=== Given data ===
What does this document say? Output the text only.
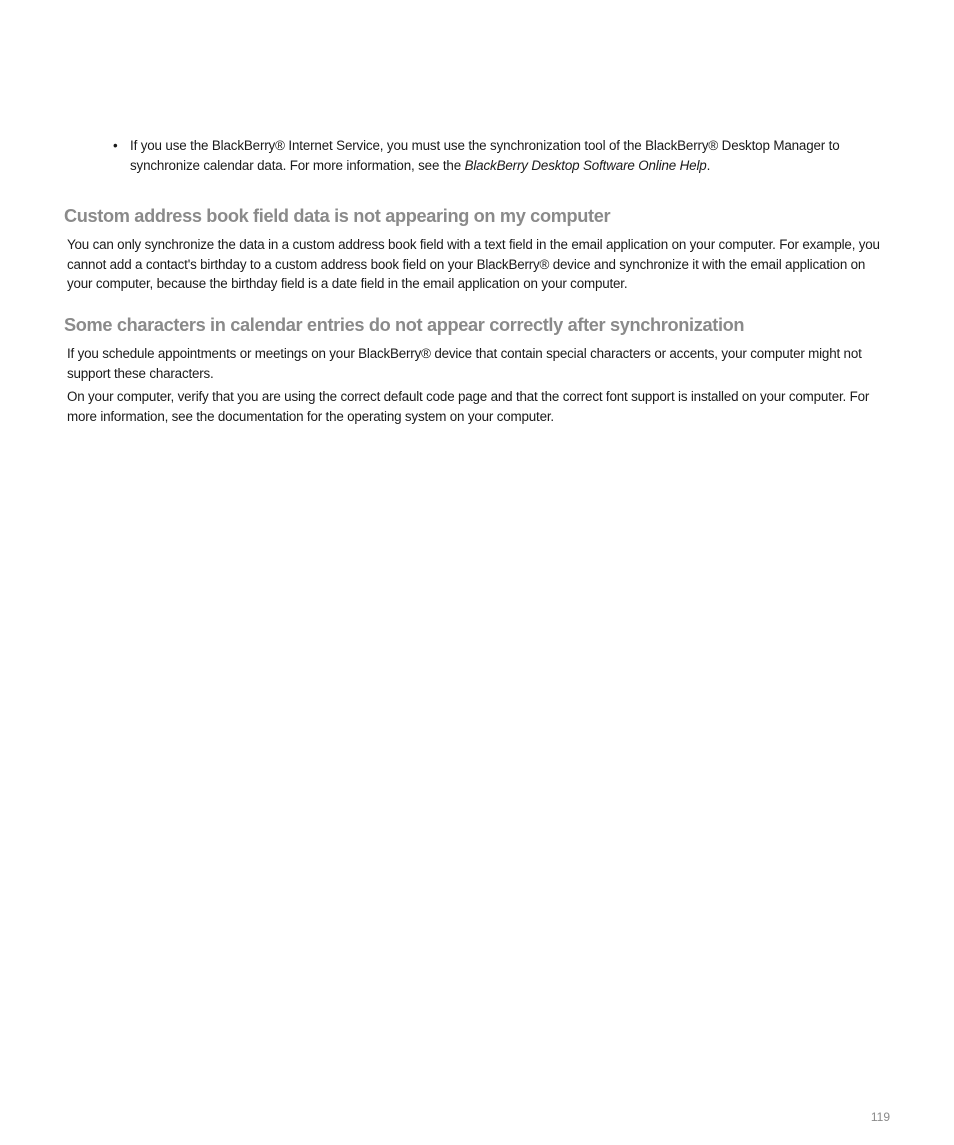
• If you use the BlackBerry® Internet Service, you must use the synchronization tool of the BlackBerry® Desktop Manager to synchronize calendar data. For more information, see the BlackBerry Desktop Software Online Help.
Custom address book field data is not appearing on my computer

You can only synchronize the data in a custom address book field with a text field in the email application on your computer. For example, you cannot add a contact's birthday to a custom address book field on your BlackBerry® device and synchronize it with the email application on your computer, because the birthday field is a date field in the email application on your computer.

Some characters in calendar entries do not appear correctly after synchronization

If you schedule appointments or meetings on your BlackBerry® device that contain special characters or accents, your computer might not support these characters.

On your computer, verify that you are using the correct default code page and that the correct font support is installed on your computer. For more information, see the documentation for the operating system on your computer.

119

=== Work to be completed ===
Exclude the pictures and repeat every other part of the records word for word.

=== Full solution ===
What does this document say? Output the text only.
• If you use the BlackBerry® Internet Service, you must use the synchronization tool of the BlackBerry® Desktop Manager to synchronize calendar data. For more information, see the BlackBerry Desktop Software Online Help.
Custom address book field data is not appearing on my computer

You can only synchronize the data in a custom address book field with a text field in the email application on your computer. For example, you cannot add a contact's birthday to a custom address book field on your BlackBerry® device and synchronize it with the email application on your computer, because the birthday field is a date field in the email application on your computer.

Some characters in calendar entries do not appear correctly after synchronization

If you schedule appointments or meetings on your BlackBerry® device that contain special characters or accents, your computer might not support these characters.

On your computer, verify that you are using the correct default code page and that the correct font support is installed on your computer. For more information, see the documentation for the operating system on your computer.

119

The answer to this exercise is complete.